Given exercise
Write out each line exactly as given. Leave the pictures out of your copy.
>> BEGIN Task material
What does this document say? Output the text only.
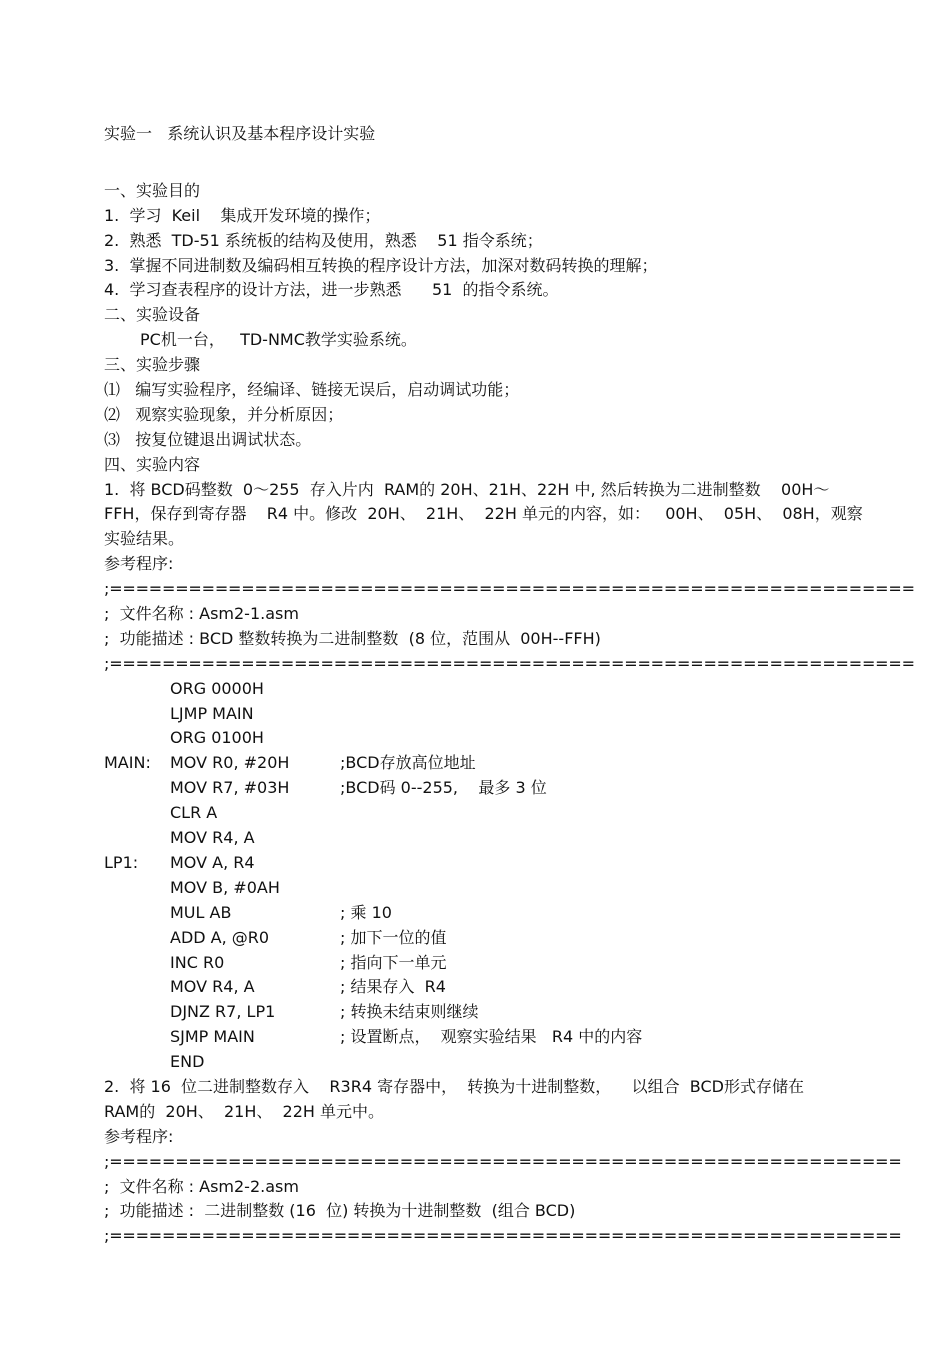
实验一   系统认识及基本程序设计实验
一、实验目的
1.  学习  Keil    集成开发环境的操作；
2.  熟悉  TD-51 系统板的结构及使用，熟悉    51 指令系统；
3.  掌握不同进制数及编码相互转换的程序设计方法，加深对数码转换的理解；
4.  学习查表程序的设计方法，进一步熟悉      51  的指令系统。
二、实验设备
PC机一台，   TD-NMC教学实验系统。
三、实验步骤
⑴   编写实验程序，经编译、链接无误后，启动调试功能；
⑵   观察实验现象，并分析原因；
⑶   按复位键退出调试状态。
四、实验内容
1.  将 BCD码整数  0～255  存入片内  RAM的 20H、21H、22H 中, 然后转换为二进制整数    00H～
FFH，保存到寄存器    R4 中。修改  20H、  21H、  22H 单元的内容，如：   00H、  05H、  08H，观察
实验结果。
参考程序:
;=============================================================
;  文件名称 : Asm2-1.asm
;  功能描述 : BCD 整数转换为二进制整数  (8 位，范围从  00H--FFH)
;=============================================================
ORG 0000H
LJMP MAIN
ORG 0100H
MAIN:	MOV R0, #20H	;BCD存放高位地址
MOV R7, #03H	;BCD码 0--255,    最多 3 位
CLR A
MOV R4, A
LP1:	MOV A, R4
MOV B, #0AH
MUL AB	; 乘 10
ADD A, @R0	; 加下一位的值
INC R0	; 指向下一单元
MOV R4, A	; 结果存入  R4
DJNZ R7, LP1	; 转换未结束则继续
SJMP MAIN	; 设置断点，  观察实验结果   R4 中的内容
END
2.  将 16  位二进制整数存入    R3R4 寄存器中，  转换为十进制整数，    以组合  BCD形式存储在
RAM的  20H、  21H、  22H 单元中。
参考程序:
;============================================================
;  文件名称 : Asm2-2.asm
;  功能描述 :  二进制整数 (16  位) 转换为十进制整数  (组合 BCD)
;============================================================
>> END Task material
Output below
What does this document say? Output the text only.
实验一   系统认识及基本程序设计实验
一、实验目的
1.  学习  Keil    集成开发环境的操作；
2.  熟悉  TD-51 系统板的结构及使用，熟悉    51 指令系统；
3.  掌握不同进制数及编码相互转换的程序设计方法，加深对数码转换的理解；
4.  学习查表程序的设计方法，进一步熟悉      51  的指令系统。
二、实验设备
PC机一台，   TD-NMC教学实验系统。
三、实验步骤
⑴   编写实验程序，经编译、链接无误后，启动调试功能；
⑵   观察实验现象，并分析原因；
⑶   按复位键退出调试状态。
四、实验内容
1.  将 BCD码整数  0～255  存入片内  RAM的 20H、21H、22H 中, 然后转换为二进制整数    00H～
FFH，保存到寄存器    R4 中。修改  20H、  21H、  22H 单元的内容，如：   00H、  05H、  08H，观察
实验结果。
参考程序:
;=============================================================
;  文件名称 : Asm2-1.asm
;  功能描述 : BCD 整数转换为二进制整数  (8 位，范围从  00H--FFH)
;=============================================================
ORG 0000H
LJMP MAIN
ORG 0100H
MAIN:	MOV R0, #20H	;BCD存放高位地址
MOV R7, #03H	;BCD码 0--255,    最多 3 位
CLR A
MOV R4, A
LP1:	MOV A, R4
MOV B, #0AH
MUL AB	; 乘 10
ADD A, @R0	; 加下一位的值
INC R0	; 指向下一单元
MOV R4, A	; 结果存入  R4
DJNZ R7, LP1	; 转换未结束则继续
SJMP MAIN	; 设置断点，  观察实验结果   R4 中的内容
END
2.  将 16  位二进制整数存入    R3R4 寄存器中，  转换为十进制整数，    以组合  BCD形式存储在
RAM的  20H、  21H、  22H 单元中。
参考程序:
;============================================================
;  文件名称 : Asm2-2.asm
;  功能描述 :  二进制整数 (16  位) 转换为十进制整数  (组合 BCD)
;============================================================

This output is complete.